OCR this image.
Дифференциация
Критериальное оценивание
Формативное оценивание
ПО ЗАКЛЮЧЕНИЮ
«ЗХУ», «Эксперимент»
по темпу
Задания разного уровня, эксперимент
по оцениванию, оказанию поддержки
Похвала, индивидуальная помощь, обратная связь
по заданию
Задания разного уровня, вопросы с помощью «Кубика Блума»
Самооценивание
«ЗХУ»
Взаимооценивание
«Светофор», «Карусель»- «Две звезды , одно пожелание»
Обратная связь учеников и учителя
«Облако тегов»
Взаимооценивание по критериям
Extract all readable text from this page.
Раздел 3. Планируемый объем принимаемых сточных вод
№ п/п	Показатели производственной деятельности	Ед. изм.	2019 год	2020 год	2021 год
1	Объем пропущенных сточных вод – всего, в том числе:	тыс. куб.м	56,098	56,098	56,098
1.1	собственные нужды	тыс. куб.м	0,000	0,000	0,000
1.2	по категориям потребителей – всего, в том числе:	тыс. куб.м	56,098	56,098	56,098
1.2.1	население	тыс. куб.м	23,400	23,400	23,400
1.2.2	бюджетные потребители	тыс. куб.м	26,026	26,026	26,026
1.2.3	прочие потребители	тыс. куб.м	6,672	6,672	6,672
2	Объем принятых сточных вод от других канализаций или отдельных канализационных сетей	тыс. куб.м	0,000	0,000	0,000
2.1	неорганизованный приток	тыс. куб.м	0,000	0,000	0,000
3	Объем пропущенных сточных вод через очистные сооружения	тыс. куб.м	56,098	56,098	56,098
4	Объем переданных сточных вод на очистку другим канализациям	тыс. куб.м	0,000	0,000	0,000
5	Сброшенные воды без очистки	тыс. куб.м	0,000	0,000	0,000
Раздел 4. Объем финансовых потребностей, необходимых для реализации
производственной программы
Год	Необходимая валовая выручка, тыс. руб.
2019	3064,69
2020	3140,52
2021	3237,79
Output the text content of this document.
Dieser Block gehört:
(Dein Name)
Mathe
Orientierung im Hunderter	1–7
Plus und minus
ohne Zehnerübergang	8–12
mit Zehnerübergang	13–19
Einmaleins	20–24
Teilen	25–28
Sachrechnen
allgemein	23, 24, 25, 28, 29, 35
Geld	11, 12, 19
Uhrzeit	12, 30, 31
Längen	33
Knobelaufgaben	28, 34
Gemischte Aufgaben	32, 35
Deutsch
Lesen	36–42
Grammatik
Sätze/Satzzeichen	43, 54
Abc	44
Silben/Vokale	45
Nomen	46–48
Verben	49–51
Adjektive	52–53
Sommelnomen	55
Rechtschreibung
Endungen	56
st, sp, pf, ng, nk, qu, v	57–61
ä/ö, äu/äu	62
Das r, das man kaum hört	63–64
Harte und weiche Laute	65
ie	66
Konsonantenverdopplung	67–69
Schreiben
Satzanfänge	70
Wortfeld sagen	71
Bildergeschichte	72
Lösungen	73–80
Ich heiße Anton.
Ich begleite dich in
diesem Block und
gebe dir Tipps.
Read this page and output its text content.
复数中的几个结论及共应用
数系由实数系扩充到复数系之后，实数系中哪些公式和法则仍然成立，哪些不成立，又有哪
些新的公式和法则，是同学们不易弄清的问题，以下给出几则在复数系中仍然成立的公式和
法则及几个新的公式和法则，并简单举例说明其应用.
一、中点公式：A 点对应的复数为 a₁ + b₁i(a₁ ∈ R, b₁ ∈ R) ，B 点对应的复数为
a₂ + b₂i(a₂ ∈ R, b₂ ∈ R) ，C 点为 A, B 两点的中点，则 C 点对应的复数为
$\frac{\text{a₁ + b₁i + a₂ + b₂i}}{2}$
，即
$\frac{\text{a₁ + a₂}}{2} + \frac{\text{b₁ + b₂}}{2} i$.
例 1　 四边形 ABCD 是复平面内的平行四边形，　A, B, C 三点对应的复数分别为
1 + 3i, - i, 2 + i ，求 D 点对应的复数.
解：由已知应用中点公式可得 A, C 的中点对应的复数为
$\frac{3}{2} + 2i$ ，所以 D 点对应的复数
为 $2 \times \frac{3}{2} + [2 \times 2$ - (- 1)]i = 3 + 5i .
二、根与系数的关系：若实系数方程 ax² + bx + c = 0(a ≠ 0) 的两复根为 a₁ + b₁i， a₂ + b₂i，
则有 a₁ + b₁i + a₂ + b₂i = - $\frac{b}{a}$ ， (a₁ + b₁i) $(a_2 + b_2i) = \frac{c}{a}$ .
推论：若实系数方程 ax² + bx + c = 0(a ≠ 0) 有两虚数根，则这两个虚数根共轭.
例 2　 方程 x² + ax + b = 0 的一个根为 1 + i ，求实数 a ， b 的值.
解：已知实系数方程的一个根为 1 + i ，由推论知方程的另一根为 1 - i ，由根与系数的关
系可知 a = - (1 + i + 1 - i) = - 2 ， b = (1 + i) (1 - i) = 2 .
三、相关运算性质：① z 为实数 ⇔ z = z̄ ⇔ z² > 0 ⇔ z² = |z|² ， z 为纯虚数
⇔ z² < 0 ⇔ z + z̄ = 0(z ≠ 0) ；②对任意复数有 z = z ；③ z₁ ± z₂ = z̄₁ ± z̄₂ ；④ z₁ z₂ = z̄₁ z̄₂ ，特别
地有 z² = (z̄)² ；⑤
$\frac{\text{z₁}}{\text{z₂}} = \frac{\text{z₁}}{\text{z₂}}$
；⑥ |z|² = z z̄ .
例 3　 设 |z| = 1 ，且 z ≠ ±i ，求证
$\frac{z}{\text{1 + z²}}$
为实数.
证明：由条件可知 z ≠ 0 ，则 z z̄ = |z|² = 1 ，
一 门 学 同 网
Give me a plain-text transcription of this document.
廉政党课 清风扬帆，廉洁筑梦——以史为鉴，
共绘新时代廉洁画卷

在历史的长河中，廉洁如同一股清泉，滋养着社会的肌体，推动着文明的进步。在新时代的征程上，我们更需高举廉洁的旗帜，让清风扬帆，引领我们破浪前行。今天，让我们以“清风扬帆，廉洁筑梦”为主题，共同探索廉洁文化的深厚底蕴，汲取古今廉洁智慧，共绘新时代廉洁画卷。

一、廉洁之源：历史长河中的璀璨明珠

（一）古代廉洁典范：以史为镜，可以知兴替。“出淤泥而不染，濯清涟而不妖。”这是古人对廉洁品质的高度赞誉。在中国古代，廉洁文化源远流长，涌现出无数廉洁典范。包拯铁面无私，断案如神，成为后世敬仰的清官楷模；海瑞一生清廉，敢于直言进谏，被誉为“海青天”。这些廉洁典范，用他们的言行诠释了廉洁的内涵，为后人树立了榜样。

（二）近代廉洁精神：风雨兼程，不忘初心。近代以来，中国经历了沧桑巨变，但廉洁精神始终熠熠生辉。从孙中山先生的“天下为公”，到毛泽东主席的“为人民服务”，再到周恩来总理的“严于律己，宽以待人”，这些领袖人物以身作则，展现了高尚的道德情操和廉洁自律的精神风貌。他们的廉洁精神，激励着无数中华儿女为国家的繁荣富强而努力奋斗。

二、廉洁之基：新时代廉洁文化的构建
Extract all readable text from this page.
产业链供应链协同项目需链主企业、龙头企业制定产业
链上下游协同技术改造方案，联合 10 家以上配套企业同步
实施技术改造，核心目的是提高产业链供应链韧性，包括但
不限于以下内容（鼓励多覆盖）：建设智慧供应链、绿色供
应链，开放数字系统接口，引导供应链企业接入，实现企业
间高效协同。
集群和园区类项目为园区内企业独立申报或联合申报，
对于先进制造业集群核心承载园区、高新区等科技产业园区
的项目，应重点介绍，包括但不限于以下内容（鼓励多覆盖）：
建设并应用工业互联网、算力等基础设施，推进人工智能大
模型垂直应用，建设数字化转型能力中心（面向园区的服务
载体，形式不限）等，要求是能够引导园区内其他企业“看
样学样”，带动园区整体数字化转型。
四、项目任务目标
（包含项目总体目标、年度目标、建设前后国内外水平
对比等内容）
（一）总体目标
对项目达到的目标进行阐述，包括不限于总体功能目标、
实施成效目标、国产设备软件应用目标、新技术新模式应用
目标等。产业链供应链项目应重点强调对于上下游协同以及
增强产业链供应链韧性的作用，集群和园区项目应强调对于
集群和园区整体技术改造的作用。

_ _ _

**REQUEST**: Copy out every line of the data that includes "пропущенных".

**OUTPUT FOR THIS TASK**:
1	Объем пропущенных сточных вод – всего, в том числе:	тыс. куб.м	56,098	56,098	56,098
3	Объем пропущенных сточных вод через очистные сооружения	тыс. куб.м	56,098	56,098	56,098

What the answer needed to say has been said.